What needs to be done
Transcribe all of the material below word for word and leave out its pictures.
-- Start Given records --
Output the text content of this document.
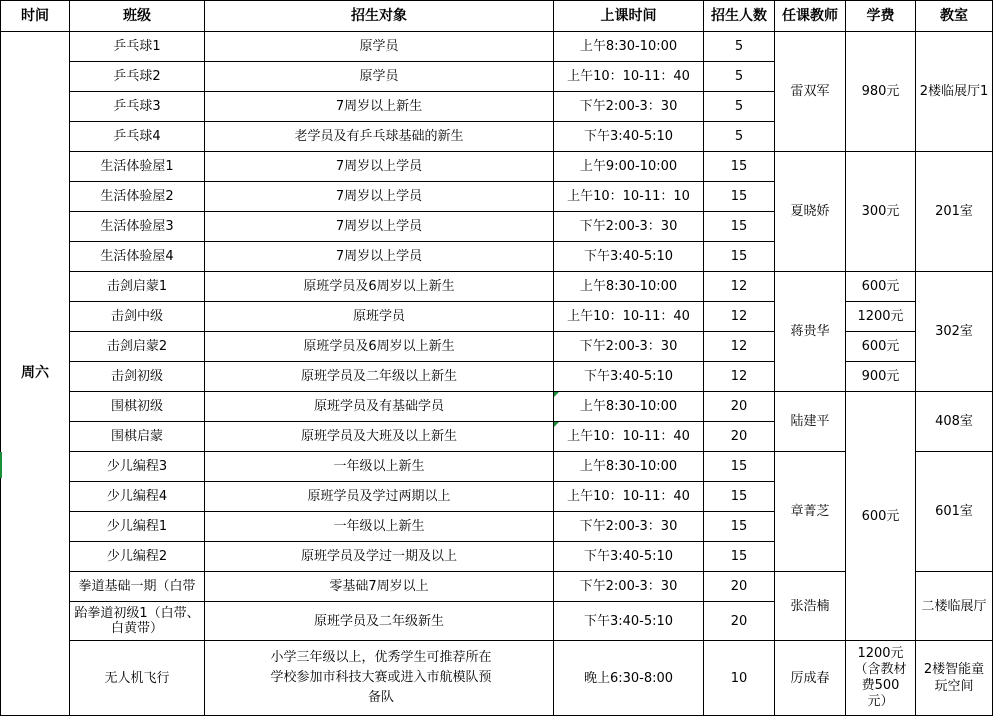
时间	班级	招生对象	上课时间	招生人数	任课教师	学费	教室
周六	乒乓球1	原学员	上午8:30-10:00	5	雷双军	980元	2楼临展厅1
	乒乓球2	原学员	上午10：10-11：40	5			
	乒乓球3	7周岁以上新生	下午2:00-3：30	5			
	乒乓球4	老学员及有乒乓球基础的新生	下午3:40-5:10	5			
	生活体验屋1	7周岁以上学员	上午9:00-10:00	15	夏晓娇	300元	201室
	生活体验屋2	7周岁以上学员	上午10：10-11：10	15			
	生活体验屋3	7周岁以上学员	下午2:00-3：30	15			
	生活体验屋4	7周岁以上学员	下午3:40-5:10	15			
	击剑启蒙1	原班学员及6周岁以上新生	上午8:30-10:00	12	蒋贵华	600元	302室
	击剑中级	原班学员	上午10：10-11：40	12		1200元	
	击剑启蒙2	原班学员及6周岁以上新生	下午2:00-3：30	12		600元	
	击剑初级	原班学员及二年级以上新生	下午3:40-5:10	12		900元	
	围棋初级	原班学员及有基础学员	上午8:30-10:00	20	陆建平	600元	408室
	围棋启蒙	原班学员及大班及以上新生	上午10：10-11：40	20			
	少儿编程3	一年级以上新生	上午8:30-10:00	15	章菁芝		601室
	少儿编程4	原班学员及学过两期以上	上午10：10-11：40	15			
	少儿编程1	一年级以上新生	下午2:00-3：30	15			
	少儿编程2	原班学员及学过一期及以上	下午3:40-5:10	15			
	拳道基础一期（白带	零基础7周岁以上	下午2:00-3：30	20	张浩楠		二楼临展厅
	跆拳道初级1（白带、白黄带）	原班学员及二年级新生	下午3:40-5:10	20			
	无人机飞行	小学三年级以上，优秀学生可推荐所在学校参加市科技大赛或进入市航模队预备队	晚上6:30-8:00	10	厉成春	1200元（含教材费500元）	2楼智能童玩空间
-- End Given records --
Exercise answer
Output the text content of this document.
时间	班级	招生对象	上课时间	招生人数	任课教师	学费	教室
周六	乒乓球1	原学员	上午8:30-10:00	5	雷双军	980元	2楼临展厅1
	乒乓球2	原学员	上午10：10-11：40	5			
	乒乓球3	7周岁以上新生	下午2:00-3：30	5			
	乒乓球4	老学员及有乒乓球基础的新生	下午3:40-5:10	5			
	生活体验屋1	7周岁以上学员	上午9:00-10:00	15	夏晓娇	300元	201室
	生活体验屋2	7周岁以上学员	上午10：10-11：10	15			
	生活体验屋3	7周岁以上学员	下午2:00-3：30	15			
	生活体验屋4	7周岁以上学员	下午3:40-5:10	15			
	击剑启蒙1	原班学员及6周岁以上新生	上午8:30-10:00	12	蒋贵华	600元	302室
	击剑中级	原班学员	上午10：10-11：40	12		1200元	
	击剑启蒙2	原班学员及6周岁以上新生	下午2:00-3：30	12		600元	
	击剑初级	原班学员及二年级以上新生	下午3:40-5:10	12		900元	
	围棋初级	原班学员及有基础学员	上午8:30-10:00	20	陆建平	600元	408室
	围棋启蒙	原班学员及大班及以上新生	上午10：10-11：40	20			
	少儿编程3	一年级以上新生	上午8:30-10:00	15	章菁芝		601室
	少儿编程4	原班学员及学过两期以上	上午10：10-11：40	15			
	少儿编程1	一年级以上新生	下午2:00-3：30	15			
	少儿编程2	原班学员及学过一期及以上	下午3:40-5:10	15			
	拳道基础一期（白带	零基础7周岁以上	下午2:00-3：30	20	张浩楠		二楼临展厅
	跆拳道初级1（白带、白黄带）	原班学员及二年级新生	下午3:40-5:10	20			
	无人机飞行	小学三年级以上，优秀学生可推荐所在学校参加市科技大赛或进入市航模队预备队	晚上6:30-8:00	10	厉成春	1200元（含教材费500元）	2楼智能童玩空间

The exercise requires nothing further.